TASK:
Give back every line exactly as it appears, pictures excluded.

Records from a dataset:
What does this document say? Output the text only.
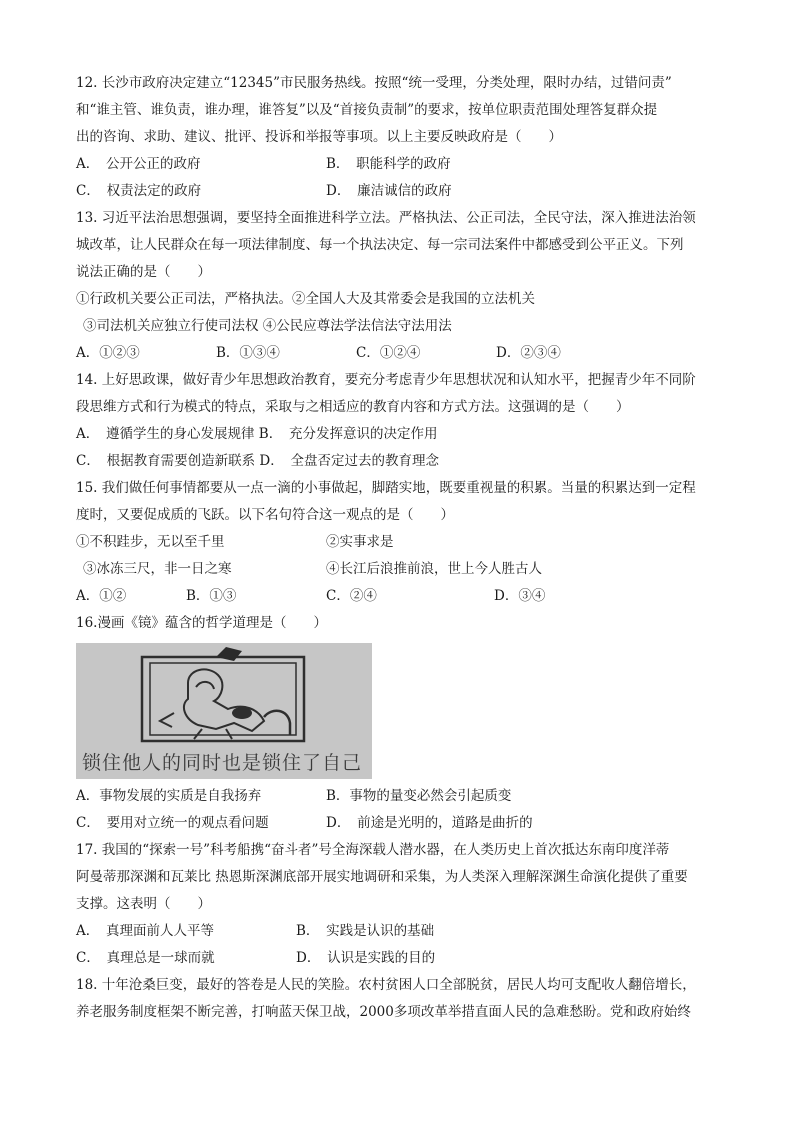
12. 长沙市政府决定建立“12345”市民服务热线。按照“统一受理，分类处理，限时办结，过错问责”
和“谁主管、谁负责，谁办理，谁答复”以及“首接负责制”的要求，按单位职责范围处理答复群众提
出的咨询、求助、建议、批评、投诉和举报等事项。以上主要反映政府是（　　）
A．　公开公正的政府	B．　职能科学的政府
C．　权责法定的政府	D．　廉洁诚信的政府
13. 习近平法治思想强调，要坚持全面推进科学立法。严格执法、公正司法，全民守法，深入推进法治领
城改革，让人民群众在每一项法律制度、每一个执法决定、每一宗司法案件中都感受到公平正义。下列
说法正确的是（　　）
①行政机关要公正司法，严格执法。②全国人大及其常委会是我国的立法机关
③司法机关应独立行使司法权 ④公民应尊法学法信法守法用法
A．①②③	B．①③④	C．①②④	D．②③④
14. 上好思政课，做好青少年思想政治教育，要充分考虑青少年思想状况和认知水平，把握青少年不同阶
段思维方式和行为模式的特点，采取与之相适应的教育内容和方式方法。这强调的是（　　）
A．　遵循学生的身心发展规律 B．　充分发挥意识的决定作用
C．　根据教育需要创造新联系 D．　全盘否定过去的教育理念
15. 我们做任何事情都要从一点一滴的小事做起，脚踏实地，既要重视量的积累。当量的积累达到一定程
度时，又要促成质的飞跃。以下名句符合这一观点的是（　　）
①不积跬步，无以至千里	②实事求是
③冰冻三尺，非一日之寒	④长江后浪推前浪，世上今人胜古人
A．①②	B．①③	C．②④	D．③④
16.漫画《镜》蕴含的哲学道理是（　　）
锁住他人的同时也是锁住了自己
A．事物发展的实质是自我扬弃	B．事物的量变必然会引起质变
C．　要用对立统一的观点看问题	D．　前途是光明的，道路是曲折的
17. 我国的“探索一号”科考船携“奋斗者”号全海深载人潜水器，在人类历史上首次抵达东南印度洋蒂
阿曼蒂那深渊和瓦莱比 热恩斯深渊底部开展实地调研和采集，为人类深入理解深渊生命演化提供了重要
支撑。这表明（　　）
A．　真理面前人人平等	B．　实践是认识的基础
C．　真理总是一球而就	D．　认识是实践的目的
18. 十年沧桑巨变，最好的答卷是人民的笑脸。农村贫困人口全部脱贫，居民人均可支配收人翻倍增长，
养老服务制度框架不断完善，打响蓝天保卫战，2000多项改革举措直面人民的急难愁盼。党和政府始终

FINAL RESULT:
What does this document say? Output the text only.
12. 长沙市政府决定建立“12345”市民服务热线。按照“统一受理，分类处理，限时办结，过错问责”
和“谁主管、谁负责，谁办理，谁答复”以及“首接负责制”的要求，按单位职责范围处理答复群众提
出的咨询、求助、建议、批评、投诉和举报等事项。以上主要反映政府是（　　）
A．　公开公正的政府	B．　职能科学的政府
C．　权责法定的政府	D．　廉洁诚信的政府
13. 习近平法治思想强调，要坚持全面推进科学立法。严格执法、公正司法，全民守法，深入推进法治领
城改革，让人民群众在每一项法律制度、每一个执法决定、每一宗司法案件中都感受到公平正义。下列
说法正确的是（　　）
①行政机关要公正司法，严格执法。②全国人大及其常委会是我国的立法机关
③司法机关应独立行使司法权 ④公民应尊法学法信法守法用法
A．①②③	B．①③④	C．①②④	D．②③④
14. 上好思政课，做好青少年思想政治教育，要充分考虑青少年思想状况和认知水平，把握青少年不同阶
段思维方式和行为模式的特点，采取与之相适应的教育内容和方式方法。这强调的是（　　）
A．　遵循学生的身心发展规律 B．　充分发挥意识的决定作用
C．　根据教育需要创造新联系 D．　全盘否定过去的教育理念
15. 我们做任何事情都要从一点一滴的小事做起，脚踏实地，既要重视量的积累。当量的积累达到一定程
度时，又要促成质的飞跃。以下名句符合这一观点的是（　　）
①不积跬步，无以至千里	②实事求是
③冰冻三尺，非一日之寒	④长江后浪推前浪，世上今人胜古人
A．①②	B．①③	C．②④	D．③④
16.漫画《镜》蕴含的哲学道理是（　　）
锁住他人的同时也是锁住了自己
A．事物发展的实质是自我扬弃	B．事物的量变必然会引起质变
C．　要用对立统一的观点看问题	D．　前途是光明的，道路是曲折的
17. 我国的“探索一号”科考船携“奋斗者”号全海深载人潜水器，在人类历史上首次抵达东南印度洋蒂
阿曼蒂那深渊和瓦莱比 热恩斯深渊底部开展实地调研和采集，为人类深入理解深渊生命演化提供了重要
支撑。这表明（　　）
A．　真理面前人人平等	B．　实践是认识的基础
C．　真理总是一球而就	D．　认识是实践的目的
18. 十年沧桑巨变，最好的答卷是人民的笑脸。农村贫困人口全部脱贫，居民人均可支配收人翻倍增长，
养老服务制度框架不断完善，打响蓝天保卫战，2000多项改革举措直面人民的急难愁盼。党和政府始终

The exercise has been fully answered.